[Figure content listings]
=-=-=
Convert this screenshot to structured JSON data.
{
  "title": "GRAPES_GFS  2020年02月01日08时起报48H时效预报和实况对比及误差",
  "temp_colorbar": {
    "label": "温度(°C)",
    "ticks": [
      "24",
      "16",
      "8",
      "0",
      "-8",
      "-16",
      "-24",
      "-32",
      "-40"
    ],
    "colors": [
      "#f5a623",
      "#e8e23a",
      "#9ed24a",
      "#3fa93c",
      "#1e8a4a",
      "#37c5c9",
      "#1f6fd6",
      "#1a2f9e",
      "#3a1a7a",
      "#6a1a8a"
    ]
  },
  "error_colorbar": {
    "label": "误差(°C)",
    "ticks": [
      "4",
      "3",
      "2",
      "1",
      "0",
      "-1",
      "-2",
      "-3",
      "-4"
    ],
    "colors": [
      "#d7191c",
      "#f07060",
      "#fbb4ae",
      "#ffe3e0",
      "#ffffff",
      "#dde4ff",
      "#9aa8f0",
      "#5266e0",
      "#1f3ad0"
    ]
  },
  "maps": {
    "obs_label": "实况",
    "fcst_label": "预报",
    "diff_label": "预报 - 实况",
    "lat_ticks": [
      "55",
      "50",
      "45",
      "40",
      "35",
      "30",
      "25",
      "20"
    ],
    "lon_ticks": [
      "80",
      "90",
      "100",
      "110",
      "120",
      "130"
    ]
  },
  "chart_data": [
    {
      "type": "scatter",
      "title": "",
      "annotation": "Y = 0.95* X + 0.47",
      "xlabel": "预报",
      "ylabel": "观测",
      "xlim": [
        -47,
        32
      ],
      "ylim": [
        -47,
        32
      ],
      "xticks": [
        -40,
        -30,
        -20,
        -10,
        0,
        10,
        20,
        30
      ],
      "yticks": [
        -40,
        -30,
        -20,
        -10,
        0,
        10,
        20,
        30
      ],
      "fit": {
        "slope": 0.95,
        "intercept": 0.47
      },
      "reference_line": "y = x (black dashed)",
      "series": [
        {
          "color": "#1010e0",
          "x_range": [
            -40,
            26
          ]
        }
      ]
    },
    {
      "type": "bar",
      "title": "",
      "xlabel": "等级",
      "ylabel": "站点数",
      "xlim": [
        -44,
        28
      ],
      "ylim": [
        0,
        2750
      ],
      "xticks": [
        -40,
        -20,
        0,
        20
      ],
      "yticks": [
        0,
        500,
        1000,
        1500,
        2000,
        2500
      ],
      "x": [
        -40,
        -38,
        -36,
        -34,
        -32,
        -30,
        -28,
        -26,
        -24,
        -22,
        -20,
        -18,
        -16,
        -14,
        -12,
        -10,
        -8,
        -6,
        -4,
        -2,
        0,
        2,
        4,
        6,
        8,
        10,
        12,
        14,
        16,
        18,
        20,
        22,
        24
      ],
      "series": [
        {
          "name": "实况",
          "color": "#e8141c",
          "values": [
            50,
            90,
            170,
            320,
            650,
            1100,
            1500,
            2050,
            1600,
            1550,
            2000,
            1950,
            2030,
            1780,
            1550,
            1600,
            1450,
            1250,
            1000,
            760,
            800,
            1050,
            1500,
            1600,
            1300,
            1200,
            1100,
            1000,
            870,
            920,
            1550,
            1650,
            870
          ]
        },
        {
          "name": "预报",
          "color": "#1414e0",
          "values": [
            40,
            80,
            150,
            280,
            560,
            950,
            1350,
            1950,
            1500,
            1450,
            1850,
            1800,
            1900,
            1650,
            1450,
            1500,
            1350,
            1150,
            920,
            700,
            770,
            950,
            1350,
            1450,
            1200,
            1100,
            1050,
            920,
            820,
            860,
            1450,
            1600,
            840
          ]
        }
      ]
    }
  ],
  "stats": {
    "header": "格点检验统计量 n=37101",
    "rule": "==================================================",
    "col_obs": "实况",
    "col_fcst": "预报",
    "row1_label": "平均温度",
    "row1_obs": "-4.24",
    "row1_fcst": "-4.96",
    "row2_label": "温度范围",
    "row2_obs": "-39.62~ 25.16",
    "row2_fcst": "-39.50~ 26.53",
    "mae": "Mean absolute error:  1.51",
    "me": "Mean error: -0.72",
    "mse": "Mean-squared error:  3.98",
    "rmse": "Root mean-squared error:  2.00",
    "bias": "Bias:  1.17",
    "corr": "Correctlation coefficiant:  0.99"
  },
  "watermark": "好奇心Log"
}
=-=-=
Aim of the exercise:
Extract the complete listing verbatim.

Complete output:
Convert this screenshot to structured JSON data.
{
  "title": "GRAPES_GFS  2020年02月01日08时起报48H时效预报和实况对比及误差",
  "temp_colorbar": {
    "label": "温度(°C)",
    "ticks": [
      "24",
      "16",
      "8",
      "0",
      "-8",
      "-16",
      "-24",
      "-32",
      "-40"
    ],
    "colors": [
      "#f5a623",
      "#e8e23a",
      "#9ed24a",
      "#3fa93c",
      "#1e8a4a",
      "#37c5c9",
      "#1f6fd6",
      "#1a2f9e",
      "#3a1a7a",
      "#6a1a8a"
    ]
  },
  "error_colorbar": {
    "label": "误差(°C)",
    "ticks": [
      "4",
      "3",
      "2",
      "1",
      "0",
      "-1",
      "-2",
      "-3",
      "-4"
    ],
    "colors": [
      "#d7191c",
      "#f07060",
      "#fbb4ae",
      "#ffe3e0",
      "#ffffff",
      "#dde4ff",
      "#9aa8f0",
      "#5266e0",
      "#1f3ad0"
    ]
  },
  "maps": {
    "obs_label": "实况",
    "fcst_label": "预报",
    "diff_label": "预报 - 实况",
    "lat_ticks": [
      "55",
      "50",
      "45",
      "40",
      "35",
      "30",
      "25",
      "20"
    ],
    "lon_ticks": [
      "80",
      "90",
      "100",
      "110",
      "120",
      "130"
    ]
  },
  "chart_data": [
    {
      "type": "scatter",
      "title": "",
      "annotation": "Y = 0.95* X + 0.47",
      "xlabel": "预报",
      "ylabel": "观测",
      "xlim": [
        -47,
        32
      ],
      "ylim": [
        -47,
        32
      ],
      "xticks": [
        -40,
        -30,
        -20,
        -10,
        0,
        10,
        20,
        30
      ],
      "yticks": [
        -40,
        -30,
        -20,
        -10,
        0,
        10,
        20,
        30
      ],
      "fit": {
        "slope": 0.95,
        "intercept": 0.47
      },
      "reference_line": "y = x (black dashed)",
      "series": [
        {
          "color": "#1010e0",
          "x_range": [
            -40,
            26
          ]
        }
      ]
    },
    {
      "type": "bar",
      "title": "",
      "xlabel": "等级",
      "ylabel": "站点数",
      "xlim": [
        -44,
        28
      ],
      "ylim": [
        0,
        2750
      ],
      "xticks": [
        -40,
        -20,
        0,
        20
      ],
      "yticks": [
        0,
        500,
        1000,
        1500,
        2000,
        2500
      ],
      "x": [
        -40,
        -38,
        -36,
        -34,
        -32,
        -30,
        -28,
        -26,
        -24,
        -22,
        -20,
        -18,
        -16,
        -14,
        -12,
        -10,
        -8,
        -6,
        -4,
        -2,
        0,
        2,
        4,
        6,
        8,
        10,
        12,
        14,
        16,
        18,
        20,
        22,
        24
      ],
      "series": [
        {
          "name": "实况",
          "color": "#e8141c",
          "values": [
            50,
            90,
            170,
            320,
            650,
            1100,
            1500,
            2050,
            1600,
            1550,
            2000,
            1950,
            2030,
            1780,
            1550,
            1600,
            1450,
            1250,
            1000,
            760,
            800,
            1050,
            1500,
            1600,
            1300,
            1200,
            1100,
            1000,
            870,
            920,
            1550,
            1650,
            870
          ]
        },
        {
          "name": "预报",
          "color": "#1414e0",
          "values": [
            40,
            80,
            150,
            280,
            560,
            950,
            1350,
            1950,
            1500,
            1450,
            1850,
            1800,
            1900,
            1650,
            1450,
            1500,
            1350,
            1150,
            920,
            700,
            770,
            950,
            1350,
            1450,
            1200,
            1100,
            1050,
            920,
            820,
            860,
            1450,
            1600,
            840
          ]
        }
      ]
    }
  ],
  "stats": {
    "header": "格点检验统计量 n=37101",
    "rule": "==================================================",
    "col_obs": "实况",
    "col_fcst": "预报",
    "row1_label": "平均温度",
    "row1_obs": "-4.24",
    "row1_fcst": "-4.96",
    "row2_label": "温度范围",
    "row2_obs": "-39.62~ 25.16",
    "row2_fcst": "-39.50~ 26.53",
    "mae": "Mean absolute error:  1.51",
    "me": "Mean error: -0.72",
    "mse": "Mean-squared error:  3.98",
    "rmse": "Root mean-squared error:  2.00",
    "bias": "Bias:  1.17",
    "corr": "Correctlation coefficiant:  0.99"
  },
  "watermark": "好奇心Log"
}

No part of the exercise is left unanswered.